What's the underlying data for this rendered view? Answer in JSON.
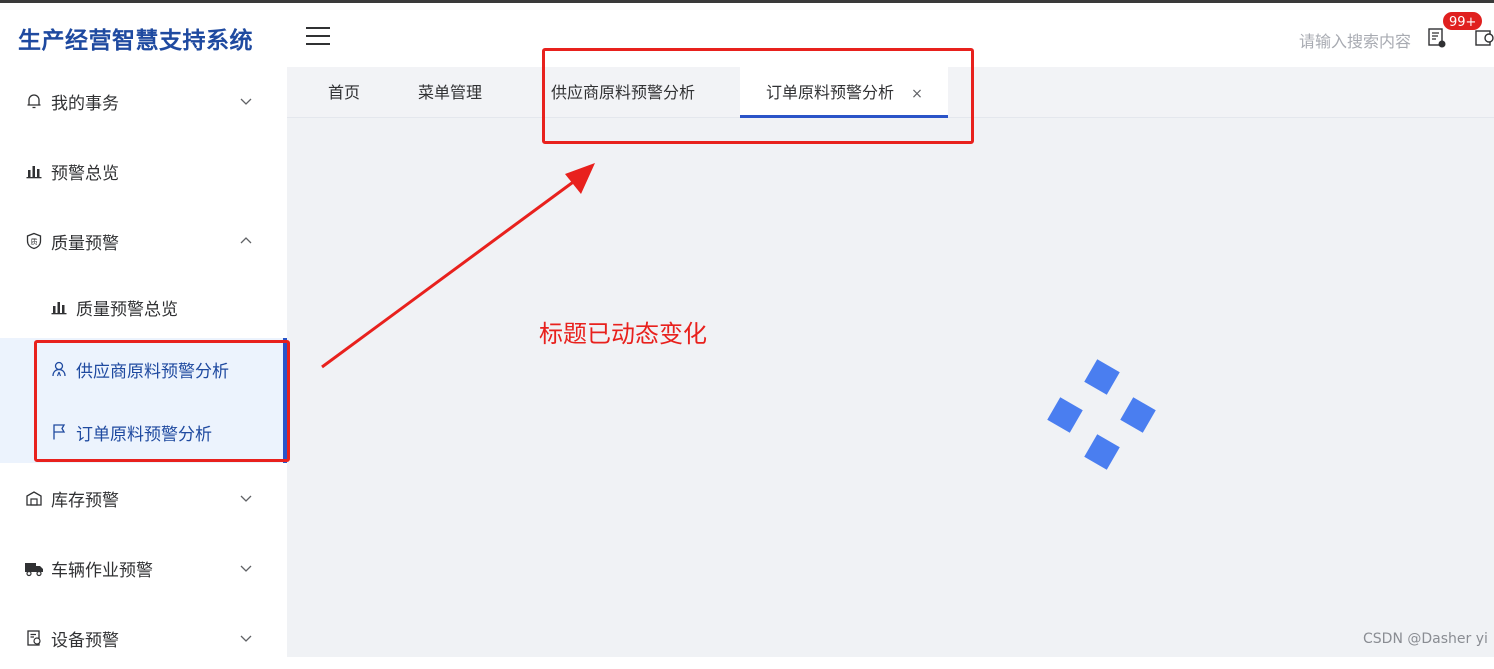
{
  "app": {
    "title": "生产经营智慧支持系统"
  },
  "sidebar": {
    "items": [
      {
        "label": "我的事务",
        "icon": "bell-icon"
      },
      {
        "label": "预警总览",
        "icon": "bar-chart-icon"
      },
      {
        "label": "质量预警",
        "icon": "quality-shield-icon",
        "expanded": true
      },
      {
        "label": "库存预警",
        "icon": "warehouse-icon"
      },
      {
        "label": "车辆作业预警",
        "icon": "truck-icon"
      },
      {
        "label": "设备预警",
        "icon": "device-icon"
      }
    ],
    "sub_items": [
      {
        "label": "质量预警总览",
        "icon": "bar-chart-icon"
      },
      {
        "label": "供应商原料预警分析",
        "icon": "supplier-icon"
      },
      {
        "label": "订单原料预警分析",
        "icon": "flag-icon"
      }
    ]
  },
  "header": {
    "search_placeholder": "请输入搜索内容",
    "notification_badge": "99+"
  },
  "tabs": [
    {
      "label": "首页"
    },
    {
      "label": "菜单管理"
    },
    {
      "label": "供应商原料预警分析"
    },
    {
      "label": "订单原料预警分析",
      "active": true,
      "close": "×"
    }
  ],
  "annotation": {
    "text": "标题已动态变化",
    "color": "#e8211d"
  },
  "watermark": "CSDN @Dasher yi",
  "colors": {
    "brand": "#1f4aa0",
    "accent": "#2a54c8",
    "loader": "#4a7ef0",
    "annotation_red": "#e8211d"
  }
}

#####

EXERCISE BRIEF: Looking at the data above, show all lines where the word "icon" occurs.

OUTPUT BELOW:
        "icon": "bell-icon"
        "icon": "bar-chart-icon"
        "icon": "quality-shield-icon",
        "icon": "warehouse-icon"
        "icon": "truck-icon"
        "icon": "device-icon"
        "icon": "bar-chart-icon"
        "icon": "supplier-icon"
        "icon": "flag-icon"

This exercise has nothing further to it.